--- begin EXTRACTED ENTRIES ---
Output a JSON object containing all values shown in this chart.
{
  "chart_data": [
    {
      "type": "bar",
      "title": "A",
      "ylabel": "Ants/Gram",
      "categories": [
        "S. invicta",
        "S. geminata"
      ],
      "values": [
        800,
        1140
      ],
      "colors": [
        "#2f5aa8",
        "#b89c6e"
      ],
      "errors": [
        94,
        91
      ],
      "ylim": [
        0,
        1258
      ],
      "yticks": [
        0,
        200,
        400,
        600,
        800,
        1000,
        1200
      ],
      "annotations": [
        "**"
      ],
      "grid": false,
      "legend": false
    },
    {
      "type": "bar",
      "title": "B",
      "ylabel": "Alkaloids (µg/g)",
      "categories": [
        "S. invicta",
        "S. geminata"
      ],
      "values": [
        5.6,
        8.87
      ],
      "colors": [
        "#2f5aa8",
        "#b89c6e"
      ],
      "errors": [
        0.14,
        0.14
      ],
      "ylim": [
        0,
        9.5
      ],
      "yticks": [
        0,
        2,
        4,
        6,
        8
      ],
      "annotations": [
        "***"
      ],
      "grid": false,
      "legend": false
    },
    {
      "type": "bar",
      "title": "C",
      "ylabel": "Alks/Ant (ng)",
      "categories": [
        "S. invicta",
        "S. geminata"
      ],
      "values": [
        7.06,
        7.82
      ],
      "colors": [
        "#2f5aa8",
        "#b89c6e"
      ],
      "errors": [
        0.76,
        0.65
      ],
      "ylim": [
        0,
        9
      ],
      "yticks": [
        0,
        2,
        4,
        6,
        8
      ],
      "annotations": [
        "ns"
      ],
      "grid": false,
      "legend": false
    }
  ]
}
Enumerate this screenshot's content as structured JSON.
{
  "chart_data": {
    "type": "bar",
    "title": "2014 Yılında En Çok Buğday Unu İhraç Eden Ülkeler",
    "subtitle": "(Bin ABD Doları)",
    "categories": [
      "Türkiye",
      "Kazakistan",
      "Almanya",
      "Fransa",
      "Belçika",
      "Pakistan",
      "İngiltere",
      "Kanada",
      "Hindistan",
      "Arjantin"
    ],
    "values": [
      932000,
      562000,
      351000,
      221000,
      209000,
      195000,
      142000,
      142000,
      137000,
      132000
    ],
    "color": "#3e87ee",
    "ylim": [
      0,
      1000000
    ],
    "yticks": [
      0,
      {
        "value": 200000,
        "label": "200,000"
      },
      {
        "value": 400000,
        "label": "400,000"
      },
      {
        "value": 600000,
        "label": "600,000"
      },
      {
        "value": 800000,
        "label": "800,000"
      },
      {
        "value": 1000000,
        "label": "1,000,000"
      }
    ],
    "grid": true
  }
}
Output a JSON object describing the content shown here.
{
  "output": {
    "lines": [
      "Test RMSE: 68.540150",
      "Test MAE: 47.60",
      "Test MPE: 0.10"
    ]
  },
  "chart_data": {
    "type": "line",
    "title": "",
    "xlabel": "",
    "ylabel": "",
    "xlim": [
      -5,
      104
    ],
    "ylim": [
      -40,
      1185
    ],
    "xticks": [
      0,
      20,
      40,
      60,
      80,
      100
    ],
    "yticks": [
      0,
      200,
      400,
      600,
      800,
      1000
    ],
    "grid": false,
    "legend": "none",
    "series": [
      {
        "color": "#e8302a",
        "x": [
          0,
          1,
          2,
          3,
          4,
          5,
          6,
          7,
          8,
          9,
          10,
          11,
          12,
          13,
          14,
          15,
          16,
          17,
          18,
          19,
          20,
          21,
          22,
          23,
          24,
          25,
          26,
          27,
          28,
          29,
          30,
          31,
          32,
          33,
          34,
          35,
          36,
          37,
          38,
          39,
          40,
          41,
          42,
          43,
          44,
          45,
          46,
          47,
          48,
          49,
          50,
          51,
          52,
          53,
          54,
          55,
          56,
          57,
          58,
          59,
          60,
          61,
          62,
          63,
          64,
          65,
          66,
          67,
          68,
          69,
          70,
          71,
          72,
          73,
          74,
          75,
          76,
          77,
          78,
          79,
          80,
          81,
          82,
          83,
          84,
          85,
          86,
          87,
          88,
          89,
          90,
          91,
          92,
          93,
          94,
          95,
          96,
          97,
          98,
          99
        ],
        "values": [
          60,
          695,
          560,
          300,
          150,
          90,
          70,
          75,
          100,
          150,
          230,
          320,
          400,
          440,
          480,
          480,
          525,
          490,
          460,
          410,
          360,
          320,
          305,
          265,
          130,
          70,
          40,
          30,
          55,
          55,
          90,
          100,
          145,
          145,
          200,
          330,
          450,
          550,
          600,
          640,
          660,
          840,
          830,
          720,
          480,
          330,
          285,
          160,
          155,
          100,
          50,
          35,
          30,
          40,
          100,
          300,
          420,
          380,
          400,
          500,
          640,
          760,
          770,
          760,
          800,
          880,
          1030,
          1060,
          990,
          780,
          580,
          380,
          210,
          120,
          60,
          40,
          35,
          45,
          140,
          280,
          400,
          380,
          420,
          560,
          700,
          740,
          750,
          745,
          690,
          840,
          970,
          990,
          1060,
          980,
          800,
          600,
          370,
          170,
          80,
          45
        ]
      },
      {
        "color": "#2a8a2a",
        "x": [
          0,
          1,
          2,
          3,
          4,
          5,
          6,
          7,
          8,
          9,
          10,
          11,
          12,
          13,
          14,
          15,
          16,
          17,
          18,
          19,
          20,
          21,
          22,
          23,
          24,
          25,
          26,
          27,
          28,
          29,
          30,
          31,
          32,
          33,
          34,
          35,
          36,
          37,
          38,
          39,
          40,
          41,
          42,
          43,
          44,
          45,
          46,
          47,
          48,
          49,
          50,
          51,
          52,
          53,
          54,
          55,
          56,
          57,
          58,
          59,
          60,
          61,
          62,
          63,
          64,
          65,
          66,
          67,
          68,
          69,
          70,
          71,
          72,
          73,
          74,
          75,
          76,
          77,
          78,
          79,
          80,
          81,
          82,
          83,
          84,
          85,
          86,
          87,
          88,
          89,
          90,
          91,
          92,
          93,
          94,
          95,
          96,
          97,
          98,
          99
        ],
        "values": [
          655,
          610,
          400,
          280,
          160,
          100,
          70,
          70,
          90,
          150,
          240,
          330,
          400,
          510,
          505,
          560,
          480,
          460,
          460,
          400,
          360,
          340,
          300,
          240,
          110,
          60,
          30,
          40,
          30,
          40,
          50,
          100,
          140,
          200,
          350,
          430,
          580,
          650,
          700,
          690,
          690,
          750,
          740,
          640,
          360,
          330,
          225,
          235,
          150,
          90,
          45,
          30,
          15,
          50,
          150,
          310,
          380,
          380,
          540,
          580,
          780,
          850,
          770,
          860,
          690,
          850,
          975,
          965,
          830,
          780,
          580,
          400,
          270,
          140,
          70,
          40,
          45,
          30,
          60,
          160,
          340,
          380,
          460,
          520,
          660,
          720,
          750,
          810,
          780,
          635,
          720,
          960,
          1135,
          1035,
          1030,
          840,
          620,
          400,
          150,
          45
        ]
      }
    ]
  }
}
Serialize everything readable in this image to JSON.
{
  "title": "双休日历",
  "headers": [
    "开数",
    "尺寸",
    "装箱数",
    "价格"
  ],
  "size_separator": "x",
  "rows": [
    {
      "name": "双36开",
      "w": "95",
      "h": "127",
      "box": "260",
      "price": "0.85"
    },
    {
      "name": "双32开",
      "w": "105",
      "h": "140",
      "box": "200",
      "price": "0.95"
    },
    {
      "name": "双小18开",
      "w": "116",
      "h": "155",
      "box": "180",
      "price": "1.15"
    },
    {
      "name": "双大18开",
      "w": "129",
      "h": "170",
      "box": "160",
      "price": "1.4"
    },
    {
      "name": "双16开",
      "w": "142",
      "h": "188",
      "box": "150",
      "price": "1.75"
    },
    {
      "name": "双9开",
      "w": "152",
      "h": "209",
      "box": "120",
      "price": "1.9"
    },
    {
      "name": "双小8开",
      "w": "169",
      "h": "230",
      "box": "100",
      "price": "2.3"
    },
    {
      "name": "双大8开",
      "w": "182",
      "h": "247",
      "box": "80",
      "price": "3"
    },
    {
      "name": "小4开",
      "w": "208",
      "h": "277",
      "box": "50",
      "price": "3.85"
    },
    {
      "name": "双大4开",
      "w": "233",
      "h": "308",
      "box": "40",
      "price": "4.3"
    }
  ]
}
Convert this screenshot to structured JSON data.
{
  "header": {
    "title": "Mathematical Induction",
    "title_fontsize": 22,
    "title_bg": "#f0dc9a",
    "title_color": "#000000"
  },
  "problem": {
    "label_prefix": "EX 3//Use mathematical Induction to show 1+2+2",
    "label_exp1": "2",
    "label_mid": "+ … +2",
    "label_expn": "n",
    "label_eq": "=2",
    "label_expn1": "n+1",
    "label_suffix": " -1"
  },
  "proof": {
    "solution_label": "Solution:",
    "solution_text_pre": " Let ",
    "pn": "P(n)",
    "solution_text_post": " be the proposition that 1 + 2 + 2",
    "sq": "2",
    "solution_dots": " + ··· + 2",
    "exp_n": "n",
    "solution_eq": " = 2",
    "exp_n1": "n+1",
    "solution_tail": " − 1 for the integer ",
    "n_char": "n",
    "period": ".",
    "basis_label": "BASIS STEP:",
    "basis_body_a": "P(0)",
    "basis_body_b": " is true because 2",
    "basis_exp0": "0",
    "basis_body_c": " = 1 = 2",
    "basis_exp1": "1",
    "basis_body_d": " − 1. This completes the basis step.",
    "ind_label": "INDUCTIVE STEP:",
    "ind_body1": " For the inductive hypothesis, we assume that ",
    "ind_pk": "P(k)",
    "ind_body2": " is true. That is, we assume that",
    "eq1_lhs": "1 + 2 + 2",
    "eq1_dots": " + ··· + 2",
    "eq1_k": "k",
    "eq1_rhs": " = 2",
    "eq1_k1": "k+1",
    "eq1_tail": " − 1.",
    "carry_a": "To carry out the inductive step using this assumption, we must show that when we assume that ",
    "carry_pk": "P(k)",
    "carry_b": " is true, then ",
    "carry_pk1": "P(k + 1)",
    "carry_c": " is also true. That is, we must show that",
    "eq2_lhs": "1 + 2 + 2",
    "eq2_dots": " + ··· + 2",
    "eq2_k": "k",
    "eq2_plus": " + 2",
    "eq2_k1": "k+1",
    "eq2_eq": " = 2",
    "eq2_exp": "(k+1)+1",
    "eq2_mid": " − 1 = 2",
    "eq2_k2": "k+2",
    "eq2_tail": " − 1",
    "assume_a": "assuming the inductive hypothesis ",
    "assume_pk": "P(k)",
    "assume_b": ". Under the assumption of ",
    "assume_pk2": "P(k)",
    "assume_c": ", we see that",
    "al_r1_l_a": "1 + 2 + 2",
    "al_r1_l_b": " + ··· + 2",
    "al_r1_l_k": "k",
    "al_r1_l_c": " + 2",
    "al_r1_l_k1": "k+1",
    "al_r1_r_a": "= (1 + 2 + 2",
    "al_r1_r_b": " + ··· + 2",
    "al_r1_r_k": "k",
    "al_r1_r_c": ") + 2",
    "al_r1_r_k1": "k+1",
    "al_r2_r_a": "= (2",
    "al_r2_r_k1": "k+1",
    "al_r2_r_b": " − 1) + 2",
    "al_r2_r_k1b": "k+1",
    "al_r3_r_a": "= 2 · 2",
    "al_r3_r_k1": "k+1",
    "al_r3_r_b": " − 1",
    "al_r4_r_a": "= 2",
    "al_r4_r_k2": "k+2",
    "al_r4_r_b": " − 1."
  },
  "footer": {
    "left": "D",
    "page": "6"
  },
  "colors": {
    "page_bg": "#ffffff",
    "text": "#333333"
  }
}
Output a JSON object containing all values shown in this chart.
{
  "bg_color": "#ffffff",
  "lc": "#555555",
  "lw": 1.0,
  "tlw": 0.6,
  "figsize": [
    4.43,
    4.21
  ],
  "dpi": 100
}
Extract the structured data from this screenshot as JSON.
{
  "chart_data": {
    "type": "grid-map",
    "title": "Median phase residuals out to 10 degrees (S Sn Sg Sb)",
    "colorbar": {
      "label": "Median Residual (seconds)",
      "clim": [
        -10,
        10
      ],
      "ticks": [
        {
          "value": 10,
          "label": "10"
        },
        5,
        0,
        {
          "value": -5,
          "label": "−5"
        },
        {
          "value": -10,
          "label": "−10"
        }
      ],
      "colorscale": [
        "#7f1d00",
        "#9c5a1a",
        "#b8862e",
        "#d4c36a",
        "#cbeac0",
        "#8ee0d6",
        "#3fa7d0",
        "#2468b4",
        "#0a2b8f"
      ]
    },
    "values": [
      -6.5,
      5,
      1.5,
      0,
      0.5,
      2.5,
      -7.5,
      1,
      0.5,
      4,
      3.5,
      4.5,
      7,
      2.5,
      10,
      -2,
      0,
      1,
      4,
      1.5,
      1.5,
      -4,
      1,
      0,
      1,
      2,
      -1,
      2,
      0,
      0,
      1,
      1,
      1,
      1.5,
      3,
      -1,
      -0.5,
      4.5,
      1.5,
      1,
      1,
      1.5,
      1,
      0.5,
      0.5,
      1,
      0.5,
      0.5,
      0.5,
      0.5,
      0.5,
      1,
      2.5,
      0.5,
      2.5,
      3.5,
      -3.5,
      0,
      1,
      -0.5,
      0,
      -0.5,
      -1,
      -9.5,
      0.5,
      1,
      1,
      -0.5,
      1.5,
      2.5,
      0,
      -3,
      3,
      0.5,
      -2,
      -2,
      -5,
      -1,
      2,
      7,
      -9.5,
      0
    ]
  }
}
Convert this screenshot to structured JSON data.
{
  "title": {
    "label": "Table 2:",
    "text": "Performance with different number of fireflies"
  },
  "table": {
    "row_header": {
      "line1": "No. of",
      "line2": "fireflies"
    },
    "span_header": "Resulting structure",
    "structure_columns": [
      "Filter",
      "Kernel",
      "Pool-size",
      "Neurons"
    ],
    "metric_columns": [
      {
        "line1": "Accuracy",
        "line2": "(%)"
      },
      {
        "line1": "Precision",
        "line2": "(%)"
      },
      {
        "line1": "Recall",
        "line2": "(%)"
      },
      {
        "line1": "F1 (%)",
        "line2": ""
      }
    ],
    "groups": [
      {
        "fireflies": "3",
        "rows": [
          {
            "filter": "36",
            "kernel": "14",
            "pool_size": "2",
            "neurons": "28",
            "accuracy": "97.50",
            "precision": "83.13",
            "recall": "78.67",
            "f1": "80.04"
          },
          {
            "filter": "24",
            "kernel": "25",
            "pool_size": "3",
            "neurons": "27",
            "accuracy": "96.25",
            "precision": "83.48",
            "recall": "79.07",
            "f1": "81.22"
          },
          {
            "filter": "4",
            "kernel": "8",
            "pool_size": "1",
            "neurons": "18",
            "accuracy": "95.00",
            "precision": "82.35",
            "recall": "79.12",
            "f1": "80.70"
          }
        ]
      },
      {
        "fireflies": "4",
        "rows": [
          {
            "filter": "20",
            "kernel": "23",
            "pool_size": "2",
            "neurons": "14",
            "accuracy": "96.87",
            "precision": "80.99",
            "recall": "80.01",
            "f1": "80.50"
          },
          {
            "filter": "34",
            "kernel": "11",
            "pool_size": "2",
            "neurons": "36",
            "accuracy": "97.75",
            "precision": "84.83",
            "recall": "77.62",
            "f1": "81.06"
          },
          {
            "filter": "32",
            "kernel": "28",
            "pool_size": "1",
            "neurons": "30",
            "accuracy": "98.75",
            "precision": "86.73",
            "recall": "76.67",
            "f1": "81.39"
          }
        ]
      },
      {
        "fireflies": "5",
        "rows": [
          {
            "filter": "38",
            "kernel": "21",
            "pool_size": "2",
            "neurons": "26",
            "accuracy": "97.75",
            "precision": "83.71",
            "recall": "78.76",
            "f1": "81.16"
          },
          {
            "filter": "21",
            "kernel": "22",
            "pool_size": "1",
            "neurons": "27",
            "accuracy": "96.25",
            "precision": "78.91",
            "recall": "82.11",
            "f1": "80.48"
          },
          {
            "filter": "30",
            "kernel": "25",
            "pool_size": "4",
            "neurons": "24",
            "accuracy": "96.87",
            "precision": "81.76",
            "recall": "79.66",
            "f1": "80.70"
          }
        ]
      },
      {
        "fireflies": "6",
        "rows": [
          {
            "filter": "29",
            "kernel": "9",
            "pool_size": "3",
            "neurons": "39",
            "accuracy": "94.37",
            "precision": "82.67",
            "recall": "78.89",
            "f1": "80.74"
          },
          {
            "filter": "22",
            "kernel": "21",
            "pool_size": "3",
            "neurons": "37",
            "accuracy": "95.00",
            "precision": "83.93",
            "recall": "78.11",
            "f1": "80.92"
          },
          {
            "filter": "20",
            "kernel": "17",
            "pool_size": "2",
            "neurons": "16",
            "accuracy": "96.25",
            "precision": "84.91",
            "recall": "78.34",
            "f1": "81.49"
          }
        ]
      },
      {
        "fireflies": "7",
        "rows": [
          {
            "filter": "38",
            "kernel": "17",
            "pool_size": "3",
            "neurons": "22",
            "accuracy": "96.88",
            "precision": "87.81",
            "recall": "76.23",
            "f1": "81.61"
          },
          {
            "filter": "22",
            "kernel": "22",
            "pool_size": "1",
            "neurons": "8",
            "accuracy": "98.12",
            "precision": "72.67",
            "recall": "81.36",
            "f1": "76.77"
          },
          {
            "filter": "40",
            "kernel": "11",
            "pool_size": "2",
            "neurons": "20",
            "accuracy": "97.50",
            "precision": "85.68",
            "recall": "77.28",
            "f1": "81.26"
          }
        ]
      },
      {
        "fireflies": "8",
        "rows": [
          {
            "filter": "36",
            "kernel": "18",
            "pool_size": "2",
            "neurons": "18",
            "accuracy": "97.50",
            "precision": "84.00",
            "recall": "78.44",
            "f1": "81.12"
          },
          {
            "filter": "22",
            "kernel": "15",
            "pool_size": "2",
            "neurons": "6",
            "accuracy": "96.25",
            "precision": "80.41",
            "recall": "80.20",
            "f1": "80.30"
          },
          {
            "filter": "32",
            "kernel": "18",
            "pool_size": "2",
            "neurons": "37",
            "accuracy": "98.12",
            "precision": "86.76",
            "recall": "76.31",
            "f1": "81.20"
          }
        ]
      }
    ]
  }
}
--- end EXTRACTED ENTRIES ---
» **TASK BRIEF**:
Copy out all lines that carry the word "true".

» **TASK RESULT**:
    "grid": true
    "basis_body_b": " is true because 2",
    "ind_body2": " is true. That is, we assume that",
    "carry_b": " is true, then ",
    "carry_c": " is also true. That is, we must show that",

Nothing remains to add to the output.